SHORT EXERCISE —
Pull out each line of the records holding the string "Spatial".

## Start INFORMATION GIVEN

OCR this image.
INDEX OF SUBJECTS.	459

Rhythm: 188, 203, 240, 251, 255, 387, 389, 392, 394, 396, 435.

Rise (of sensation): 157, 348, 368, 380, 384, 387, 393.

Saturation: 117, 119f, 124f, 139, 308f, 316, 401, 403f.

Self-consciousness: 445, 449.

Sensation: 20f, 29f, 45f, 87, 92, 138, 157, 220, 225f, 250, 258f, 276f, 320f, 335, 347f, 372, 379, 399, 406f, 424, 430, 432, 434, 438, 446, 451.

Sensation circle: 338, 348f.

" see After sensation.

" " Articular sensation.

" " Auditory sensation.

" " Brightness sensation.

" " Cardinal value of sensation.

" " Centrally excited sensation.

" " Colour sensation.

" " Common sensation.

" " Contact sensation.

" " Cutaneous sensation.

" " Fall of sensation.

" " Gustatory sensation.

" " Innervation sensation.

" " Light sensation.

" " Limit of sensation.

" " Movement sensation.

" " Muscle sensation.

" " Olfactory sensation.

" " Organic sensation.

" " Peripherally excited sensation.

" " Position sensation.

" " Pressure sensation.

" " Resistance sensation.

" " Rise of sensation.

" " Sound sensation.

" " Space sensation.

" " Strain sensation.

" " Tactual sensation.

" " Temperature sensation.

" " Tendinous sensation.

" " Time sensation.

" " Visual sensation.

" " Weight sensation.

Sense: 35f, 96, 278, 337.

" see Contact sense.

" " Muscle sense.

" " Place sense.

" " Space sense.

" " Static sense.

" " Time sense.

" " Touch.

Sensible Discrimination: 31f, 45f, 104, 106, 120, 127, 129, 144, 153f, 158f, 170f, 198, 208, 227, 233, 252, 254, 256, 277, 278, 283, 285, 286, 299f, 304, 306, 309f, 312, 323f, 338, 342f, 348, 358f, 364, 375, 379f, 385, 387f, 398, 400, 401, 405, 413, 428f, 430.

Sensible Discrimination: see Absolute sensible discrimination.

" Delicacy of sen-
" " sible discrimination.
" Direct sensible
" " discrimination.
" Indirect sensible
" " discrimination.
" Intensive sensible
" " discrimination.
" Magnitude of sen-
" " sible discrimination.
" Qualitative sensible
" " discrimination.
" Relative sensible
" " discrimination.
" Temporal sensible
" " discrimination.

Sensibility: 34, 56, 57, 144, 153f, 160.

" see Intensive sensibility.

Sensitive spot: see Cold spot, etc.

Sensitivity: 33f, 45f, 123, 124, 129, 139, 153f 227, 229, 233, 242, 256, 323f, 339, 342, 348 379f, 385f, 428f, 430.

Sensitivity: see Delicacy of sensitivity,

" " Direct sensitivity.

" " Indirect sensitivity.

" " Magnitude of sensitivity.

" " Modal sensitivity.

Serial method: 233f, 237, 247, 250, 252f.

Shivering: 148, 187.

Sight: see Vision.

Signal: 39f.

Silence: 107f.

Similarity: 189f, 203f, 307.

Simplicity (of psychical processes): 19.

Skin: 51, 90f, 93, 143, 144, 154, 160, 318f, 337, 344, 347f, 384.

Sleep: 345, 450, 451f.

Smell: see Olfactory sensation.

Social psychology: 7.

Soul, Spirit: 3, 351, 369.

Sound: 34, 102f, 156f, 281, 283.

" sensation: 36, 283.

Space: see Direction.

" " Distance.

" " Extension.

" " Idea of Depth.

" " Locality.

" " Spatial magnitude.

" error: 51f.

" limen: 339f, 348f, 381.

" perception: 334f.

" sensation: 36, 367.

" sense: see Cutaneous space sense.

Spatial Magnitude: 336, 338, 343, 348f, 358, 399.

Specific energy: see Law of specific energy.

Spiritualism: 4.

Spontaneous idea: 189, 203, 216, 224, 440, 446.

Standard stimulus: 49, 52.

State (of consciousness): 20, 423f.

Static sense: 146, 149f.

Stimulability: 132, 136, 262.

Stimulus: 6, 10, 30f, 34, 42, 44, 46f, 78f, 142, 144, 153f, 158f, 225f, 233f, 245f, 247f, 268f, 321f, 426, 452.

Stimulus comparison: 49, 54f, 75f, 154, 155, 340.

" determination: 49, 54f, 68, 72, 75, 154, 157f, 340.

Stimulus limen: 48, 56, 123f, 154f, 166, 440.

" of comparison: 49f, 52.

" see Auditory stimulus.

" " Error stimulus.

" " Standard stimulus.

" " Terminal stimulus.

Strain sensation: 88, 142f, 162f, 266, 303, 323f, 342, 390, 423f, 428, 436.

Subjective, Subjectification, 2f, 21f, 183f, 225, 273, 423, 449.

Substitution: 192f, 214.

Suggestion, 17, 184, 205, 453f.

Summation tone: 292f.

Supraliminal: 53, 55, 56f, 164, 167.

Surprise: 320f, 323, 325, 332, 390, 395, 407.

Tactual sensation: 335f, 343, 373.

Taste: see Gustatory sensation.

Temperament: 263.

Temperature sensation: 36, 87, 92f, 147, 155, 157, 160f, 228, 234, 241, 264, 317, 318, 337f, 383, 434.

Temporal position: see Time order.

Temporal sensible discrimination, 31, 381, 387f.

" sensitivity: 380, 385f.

## End INFORMATION GIVEN

THE RESPONSE —
" " Spatial magnitude.
Spatial Magnitude: 336, 338, 343, 348f, 358, 399.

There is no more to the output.